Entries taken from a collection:
============

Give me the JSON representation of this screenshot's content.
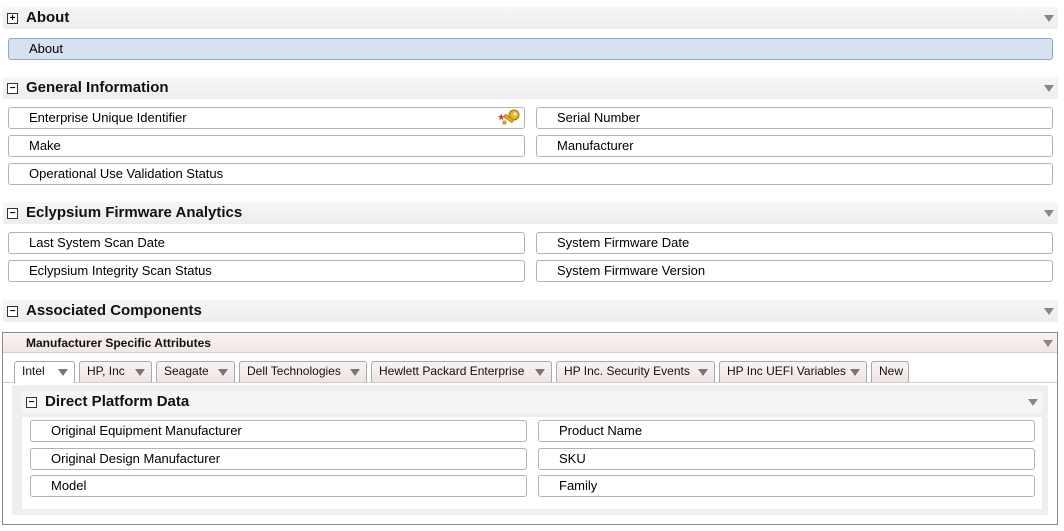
{
  "sections": {
    "about": {
      "title": "About",
      "toggle": "+",
      "fields": {
        "about": "About"
      }
    },
    "general": {
      "title": "General Information",
      "toggle": "−",
      "fields": {
        "eui": "Enterprise Unique Identifier",
        "serial": "Serial Number",
        "make": "Make",
        "manufacturer": "Manufacturer",
        "ouvs": "Operational Use Validation Status"
      },
      "required_marker": "*"
    },
    "eclypsium": {
      "title": "Eclypsium Firmware Analytics",
      "toggle": "−",
      "fields": {
        "last_scan": "Last System Scan Date",
        "fw_date": "System Firmware Date",
        "integrity": "Eclypsium Integrity Scan Status",
        "fw_version": "System Firmware Version"
      }
    },
    "associated": {
      "title": "Associated Components",
      "toggle": "−"
    }
  },
  "msa": {
    "title": "Manufacturer Specific Attributes",
    "tabs": [
      {
        "label": "Intel"
      },
      {
        "label": "HP, Inc"
      },
      {
        "label": "Seagate"
      },
      {
        "label": "Dell Technologies"
      },
      {
        "label": "Hewlett Packard Enterprise"
      },
      {
        "label": "HP Inc. Security Events"
      },
      {
        "label": "HP Inc UEFI Variables"
      },
      {
        "label": "New"
      }
    ],
    "active_tab": "Intel",
    "dpd": {
      "title": "Direct Platform Data",
      "toggle": "−",
      "fields": {
        "oem": "Original Equipment Manufacturer",
        "product_name": "Product Name",
        "odm": "Original Design Manufacturer",
        "sku": "SKU",
        "model": "Model",
        "family": "Family"
      }
    }
  },
  "colors": {
    "selected_field_bg": "#d7e2f1",
    "required_marker": "#e02020",
    "key_icon": "#e0a81c"
  },
  "icons": {
    "expand": "plus-square-icon",
    "collapse": "minus-square-icon",
    "caret": "triangle-down-icon",
    "key": "key-icon",
    "required": "asterisk-icon"
  }
}
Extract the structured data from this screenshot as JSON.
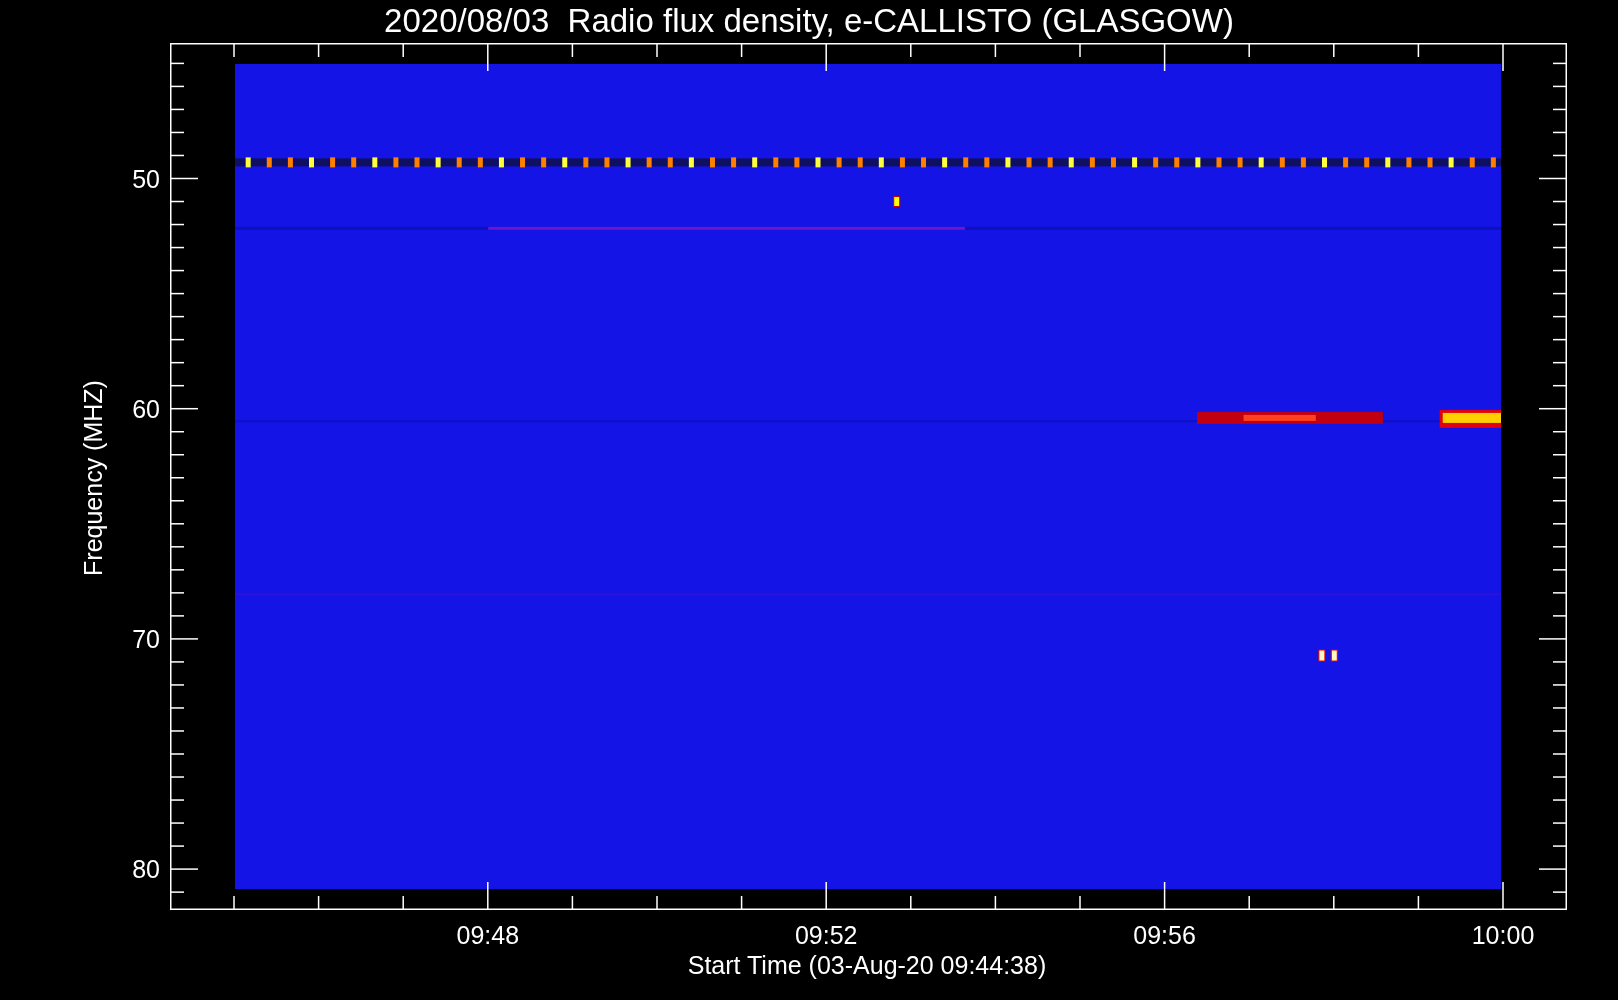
{
  "title": "2020/08/03  Radio flux density, e-CALLISTO (GLASGOW)",
  "y_axis": {
    "label": "Frequency (MHZ)",
    "ticks": [
      "50",
      "60",
      "70",
      "80"
    ]
  },
  "x_axis": {
    "label": "Start Time (03-Aug-20 09:44:38)",
    "ticks": [
      "09:48",
      "09:52",
      "09:56",
      "10:00"
    ]
  }
}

============

### [Exercise directions]
Can the entries above be repeated exactly, without their pictures?

### [Solution]
Give me the JSON representation of this screenshot's content.
{
  "sections": {
    "about": {
      "title": "About",
      "toggle": "+",
      "fields": {
        "about": "About"
      }
    },
    "general": {
      "title": "General Information",
      "toggle": "−",
      "fields": {
        "eui": "Enterprise Unique Identifier",
        "serial": "Serial Number",
        "make": "Make",
        "manufacturer": "Manufacturer",
        "ouvs": "Operational Use Validation Status"
      },
      "required_marker": "*"
    },
    "eclypsium": {
      "title": "Eclypsium Firmware Analytics",
      "toggle": "−",
      "fields": {
        "last_scan": "Last System Scan Date",
        "fw_date": "System Firmware Date",
        "integrity": "Eclypsium Integrity Scan Status",
        "fw_version": "System Firmware Version"
      }
    },
    "associated": {
      "title": "Associated Components",
      "toggle": "−"
    }
  },
  "msa": {
    "title": "Manufacturer Specific Attributes",
    "tabs": [
      {
        "label": "Intel"
      },
      {
        "label": "HP, Inc"
      },
      {
        "label": "Seagate"
      },
      {
        "label": "Dell Technologies"
      },
      {
        "label": "Hewlett Packard Enterprise"
      },
      {
        "label": "HP Inc. Security Events"
      },
      {
        "label": "HP Inc UEFI Variables"
      },
      {
        "label": "New"
      }
    ],
    "active_tab": "Intel",
    "dpd": {
      "title": "Direct Platform Data",
      "toggle": "−",
      "fields": {
        "oem": "Original Equipment Manufacturer",
        "product_name": "Product Name",
        "odm": "Original Design Manufacturer",
        "sku": "SKU",
        "model": "Model",
        "family": "Family"
      }
    }
  },
  "colors": {
    "selected_field_bg": "#d7e2f1",
    "required_marker": "#e02020",
    "key_icon": "#e0a81c"
  },
  "icons": {
    "expand": "plus-square-icon",
    "collapse": "minus-square-icon",
    "caret": "triangle-down-icon",
    "key": "key-icon",
    "required": "asterisk-icon"
  }
}
Extract the structured data from this screenshot as JSON.
{
  "title": "2020/08/03  Radio flux density, e-CALLISTO (GLASGOW)",
  "y_axis": {
    "label": "Frequency (MHZ)",
    "ticks": [
      "50",
      "60",
      "70",
      "80"
    ]
  },
  "x_axis": {
    "label": "Start Time (03-Aug-20 09:44:38)",
    "ticks": [
      "09:48",
      "09:52",
      "09:56",
      "10:00"
    ]
  }
}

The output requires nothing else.